The request
All of the material below is to be restated word for word, apart from the pictures.

━━━ Supplied material

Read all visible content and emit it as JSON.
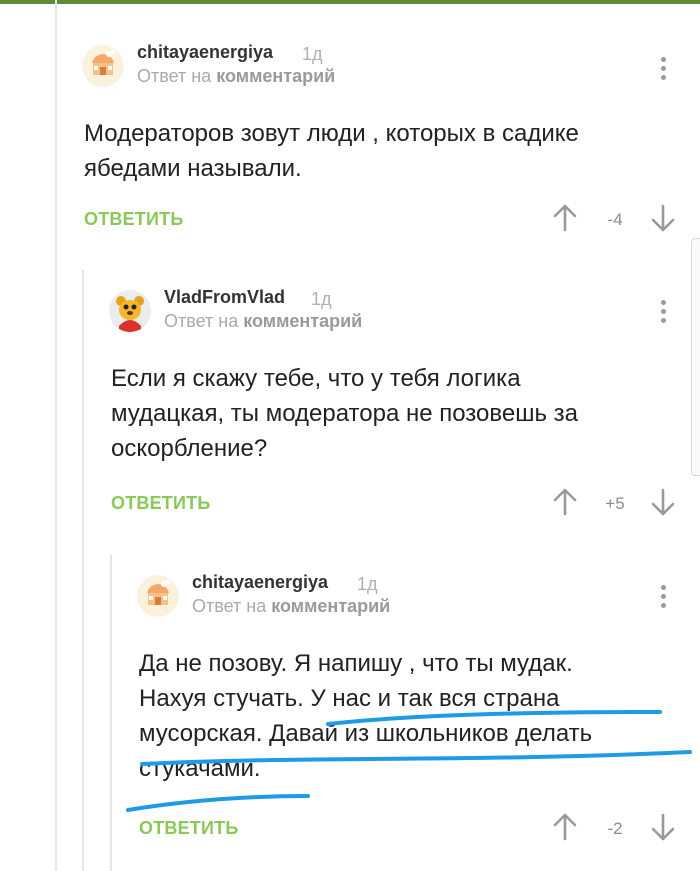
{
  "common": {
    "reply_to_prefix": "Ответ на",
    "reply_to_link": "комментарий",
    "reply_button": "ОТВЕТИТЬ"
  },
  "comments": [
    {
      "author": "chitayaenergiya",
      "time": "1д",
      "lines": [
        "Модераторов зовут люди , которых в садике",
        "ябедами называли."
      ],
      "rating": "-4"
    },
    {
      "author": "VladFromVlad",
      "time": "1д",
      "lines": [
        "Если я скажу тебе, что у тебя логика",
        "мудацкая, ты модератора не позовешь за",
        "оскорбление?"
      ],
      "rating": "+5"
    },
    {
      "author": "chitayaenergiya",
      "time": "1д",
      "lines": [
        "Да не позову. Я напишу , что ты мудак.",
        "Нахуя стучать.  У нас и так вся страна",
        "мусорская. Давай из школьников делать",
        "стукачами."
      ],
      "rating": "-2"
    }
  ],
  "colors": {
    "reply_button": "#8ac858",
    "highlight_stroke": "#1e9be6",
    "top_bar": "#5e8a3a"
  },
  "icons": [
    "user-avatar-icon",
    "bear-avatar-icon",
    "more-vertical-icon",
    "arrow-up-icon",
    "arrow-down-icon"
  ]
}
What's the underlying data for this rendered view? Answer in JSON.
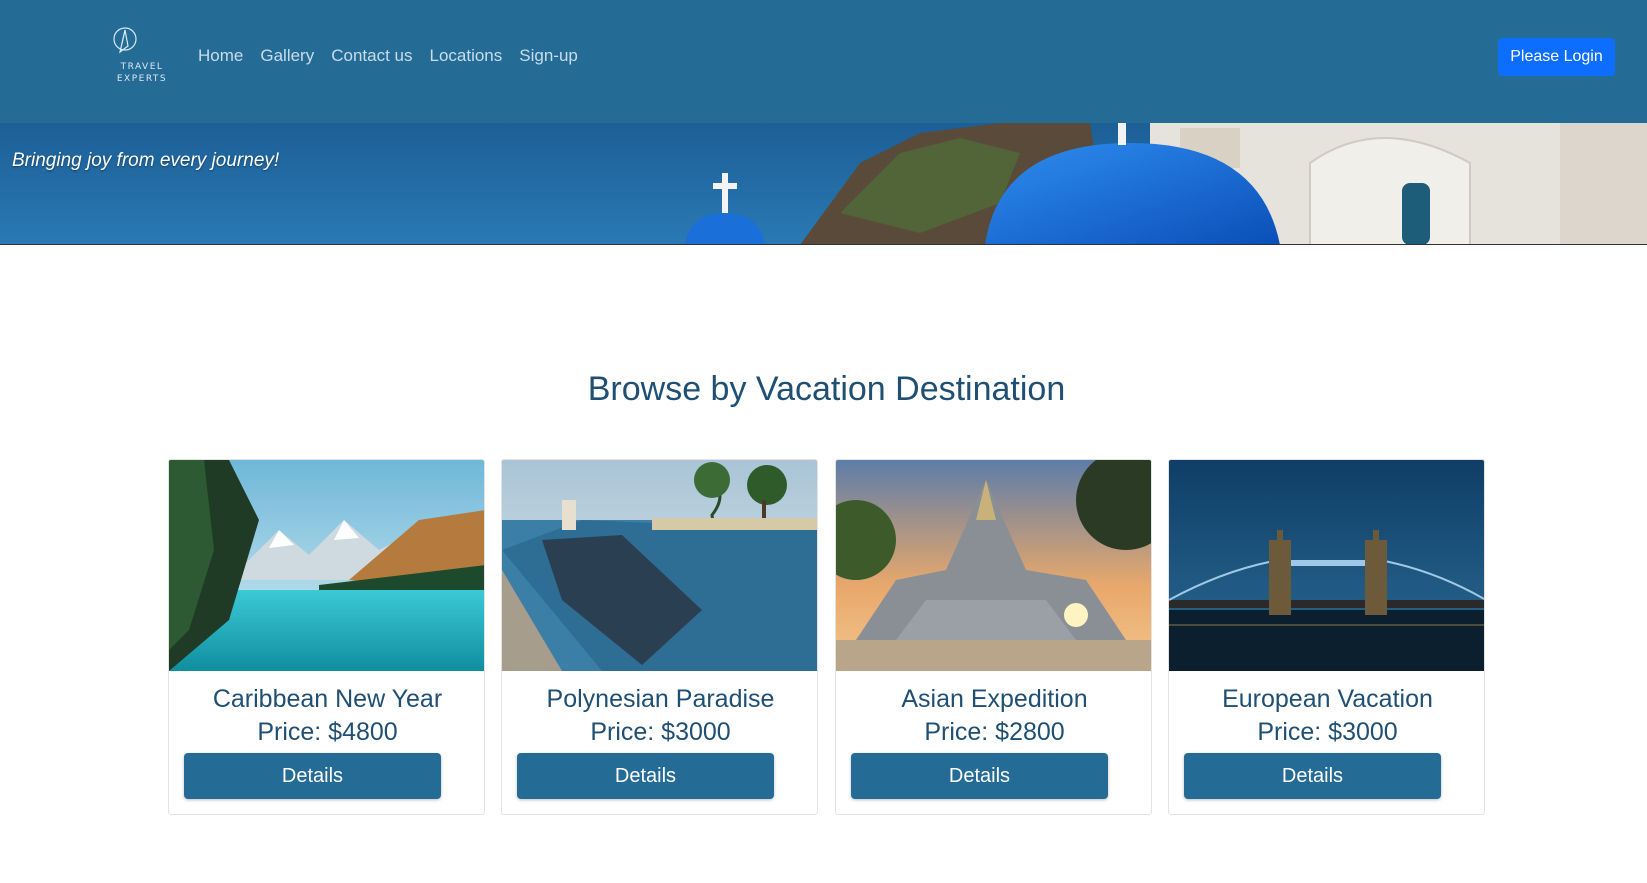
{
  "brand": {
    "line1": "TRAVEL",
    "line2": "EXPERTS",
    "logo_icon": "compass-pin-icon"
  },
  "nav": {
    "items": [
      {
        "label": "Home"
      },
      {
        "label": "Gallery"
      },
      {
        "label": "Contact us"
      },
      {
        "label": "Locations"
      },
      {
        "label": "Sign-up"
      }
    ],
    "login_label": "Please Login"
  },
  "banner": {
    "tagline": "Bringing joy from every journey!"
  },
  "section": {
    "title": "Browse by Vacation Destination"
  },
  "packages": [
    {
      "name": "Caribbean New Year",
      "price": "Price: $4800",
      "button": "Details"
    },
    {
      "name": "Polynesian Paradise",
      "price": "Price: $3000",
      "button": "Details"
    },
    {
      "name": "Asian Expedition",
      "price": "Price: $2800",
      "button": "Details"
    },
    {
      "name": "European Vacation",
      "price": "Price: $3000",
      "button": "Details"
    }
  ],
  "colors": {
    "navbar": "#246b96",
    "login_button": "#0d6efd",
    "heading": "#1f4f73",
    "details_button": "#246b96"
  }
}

━━━━━━

Exercise solution
Read all visible content and emit it as JSON.
{
  "common": {
    "reply_to_prefix": "Ответ на",
    "reply_to_link": "комментарий",
    "reply_button": "ОТВЕТИТЬ"
  },
  "comments": [
    {
      "author": "chitayaenergiya",
      "time": "1д",
      "lines": [
        "Модераторов зовут люди , которых в садике",
        "ябедами называли."
      ],
      "rating": "-4"
    },
    {
      "author": "VladFromVlad",
      "time": "1д",
      "lines": [
        "Если я скажу тебе, что у тебя логика",
        "мудацкая, ты модератора не позовешь за",
        "оскорбление?"
      ],
      "rating": "+5"
    },
    {
      "author": "chitayaenergiya",
      "time": "1д",
      "lines": [
        "Да не позову. Я напишу , что ты мудак.",
        "Нахуя стучать.  У нас и так вся страна",
        "мусорская. Давай из школьников делать",
        "стукачами."
      ],
      "rating": "-2"
    }
  ],
  "colors": {
    "reply_button": "#8ac858",
    "highlight_stroke": "#1e9be6",
    "top_bar": "#5e8a3a"
  },
  "icons": [
    "user-avatar-icon",
    "bear-avatar-icon",
    "more-vertical-icon",
    "arrow-up-icon",
    "arrow-down-icon"
  ]
}
What's the underlying data for this rendered view? Answer in JSON.
{
  "brand": {
    "line1": "TRAVEL",
    "line2": "EXPERTS",
    "logo_icon": "compass-pin-icon"
  },
  "nav": {
    "items": [
      {
        "label": "Home"
      },
      {
        "label": "Gallery"
      },
      {
        "label": "Contact us"
      },
      {
        "label": "Locations"
      },
      {
        "label": "Sign-up"
      }
    ],
    "login_label": "Please Login"
  },
  "banner": {
    "tagline": "Bringing joy from every journey!"
  },
  "section": {
    "title": "Browse by Vacation Destination"
  },
  "packages": [
    {
      "name": "Caribbean New Year",
      "price": "Price: $4800",
      "button": "Details"
    },
    {
      "name": "Polynesian Paradise",
      "price": "Price: $3000",
      "button": "Details"
    },
    {
      "name": "Asian Expedition",
      "price": "Price: $2800",
      "button": "Details"
    },
    {
      "name": "European Vacation",
      "price": "Price: $3000",
      "button": "Details"
    }
  ],
  "colors": {
    "navbar": "#246b96",
    "login_button": "#0d6efd",
    "heading": "#1f4f73",
    "details_button": "#246b96"
  }
}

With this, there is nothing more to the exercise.